(Data listing)
• • • •
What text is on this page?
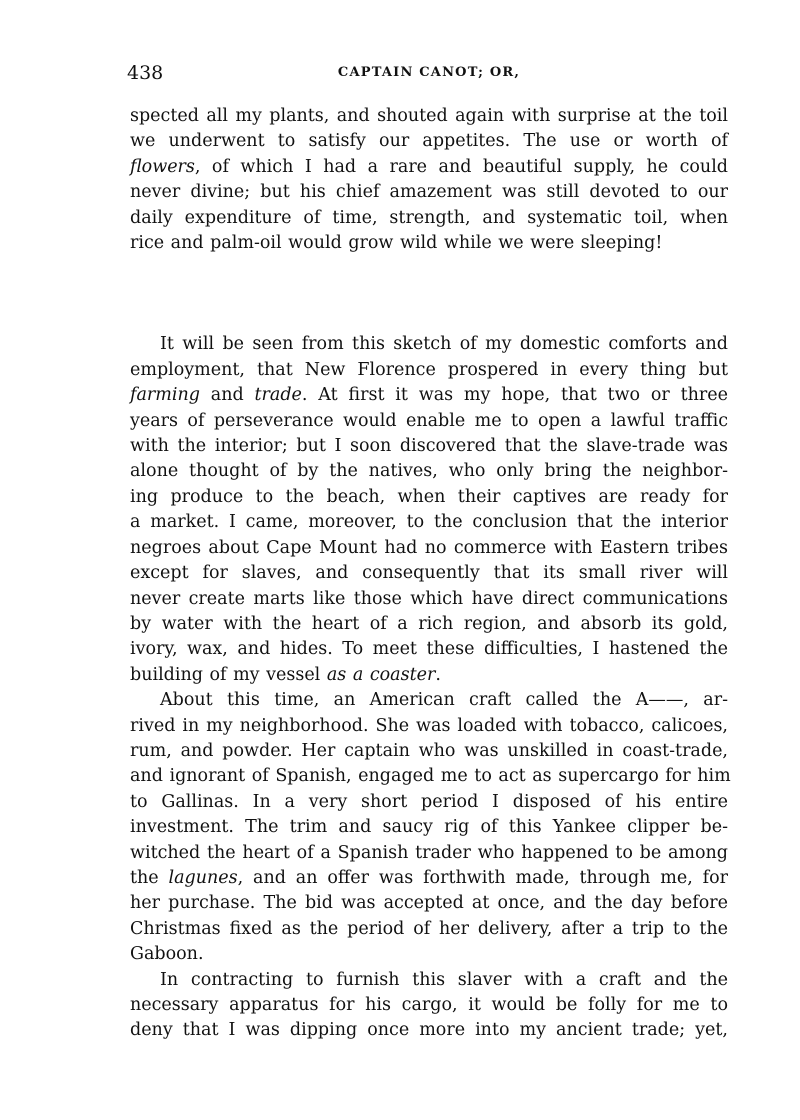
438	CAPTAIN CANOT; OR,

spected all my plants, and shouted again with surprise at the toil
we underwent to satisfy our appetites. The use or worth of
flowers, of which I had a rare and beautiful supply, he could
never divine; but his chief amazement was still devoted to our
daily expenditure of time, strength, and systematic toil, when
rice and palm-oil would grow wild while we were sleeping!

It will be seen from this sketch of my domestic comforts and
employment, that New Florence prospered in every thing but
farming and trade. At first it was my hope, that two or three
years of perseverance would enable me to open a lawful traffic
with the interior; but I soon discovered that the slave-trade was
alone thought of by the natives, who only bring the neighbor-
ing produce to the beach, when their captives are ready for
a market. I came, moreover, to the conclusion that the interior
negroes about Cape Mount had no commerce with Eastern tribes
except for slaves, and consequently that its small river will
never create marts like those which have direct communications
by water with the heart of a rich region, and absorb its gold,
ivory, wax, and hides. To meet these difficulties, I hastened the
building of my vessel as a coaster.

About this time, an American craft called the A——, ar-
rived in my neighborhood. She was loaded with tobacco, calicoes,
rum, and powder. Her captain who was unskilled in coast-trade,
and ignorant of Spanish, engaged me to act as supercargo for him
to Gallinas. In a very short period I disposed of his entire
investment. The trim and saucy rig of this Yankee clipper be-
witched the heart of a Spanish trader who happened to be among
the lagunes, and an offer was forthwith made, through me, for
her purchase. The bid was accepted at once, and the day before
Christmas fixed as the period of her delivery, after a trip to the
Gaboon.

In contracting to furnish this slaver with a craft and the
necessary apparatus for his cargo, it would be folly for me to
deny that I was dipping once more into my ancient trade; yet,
• • • •
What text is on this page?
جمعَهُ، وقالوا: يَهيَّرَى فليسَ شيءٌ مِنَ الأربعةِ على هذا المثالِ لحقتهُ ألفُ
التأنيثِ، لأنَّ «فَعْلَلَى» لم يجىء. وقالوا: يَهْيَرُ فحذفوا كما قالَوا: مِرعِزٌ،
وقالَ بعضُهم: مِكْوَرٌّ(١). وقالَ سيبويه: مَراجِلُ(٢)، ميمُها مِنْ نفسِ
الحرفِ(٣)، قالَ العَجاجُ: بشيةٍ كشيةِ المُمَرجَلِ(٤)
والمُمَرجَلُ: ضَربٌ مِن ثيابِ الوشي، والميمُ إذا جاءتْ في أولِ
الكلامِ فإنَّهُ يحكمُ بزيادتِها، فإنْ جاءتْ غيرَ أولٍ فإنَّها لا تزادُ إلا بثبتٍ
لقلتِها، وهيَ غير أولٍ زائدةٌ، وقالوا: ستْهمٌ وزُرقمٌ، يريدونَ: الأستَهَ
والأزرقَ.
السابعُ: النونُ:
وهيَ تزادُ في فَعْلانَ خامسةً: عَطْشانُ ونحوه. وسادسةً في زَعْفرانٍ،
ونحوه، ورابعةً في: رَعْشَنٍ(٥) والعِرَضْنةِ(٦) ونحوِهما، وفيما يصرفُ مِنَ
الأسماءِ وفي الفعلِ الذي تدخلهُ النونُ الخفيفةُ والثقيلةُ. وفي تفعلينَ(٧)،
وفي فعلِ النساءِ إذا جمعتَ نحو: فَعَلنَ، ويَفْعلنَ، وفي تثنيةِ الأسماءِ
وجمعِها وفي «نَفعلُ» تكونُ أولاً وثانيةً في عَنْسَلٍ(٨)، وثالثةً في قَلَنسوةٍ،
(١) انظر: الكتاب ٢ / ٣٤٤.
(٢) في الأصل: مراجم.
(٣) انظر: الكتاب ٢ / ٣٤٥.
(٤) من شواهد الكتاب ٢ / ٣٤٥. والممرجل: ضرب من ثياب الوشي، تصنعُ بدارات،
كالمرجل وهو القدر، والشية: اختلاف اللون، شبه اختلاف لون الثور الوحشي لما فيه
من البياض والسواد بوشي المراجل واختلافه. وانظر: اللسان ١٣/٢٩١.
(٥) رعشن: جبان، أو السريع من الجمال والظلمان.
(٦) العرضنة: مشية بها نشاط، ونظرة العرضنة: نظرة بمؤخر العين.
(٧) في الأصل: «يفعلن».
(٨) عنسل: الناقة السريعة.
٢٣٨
• • • •
__What you should do__: Identify each line in the entries with the word "وقالوا" and copy it.

__The reply__:
جمعَهُ، وقالوا: يَهيَّرَى فليسَ شيءٌ مِنَ الأربعةِ على هذا المثالِ لحقتهُ ألفُ
التأنيثِ، لأنَّ «فَعْلَلَى» لم يجىء. وقالوا: يَهْيَرُ فحذفوا كما قالَوا: مِرعِزٌ،
لقلتِها، وهيَ غير أولٍ زائدةٌ، وقالوا: ستْهمٌ وزُرقمٌ، يريدونَ: الأستَهَ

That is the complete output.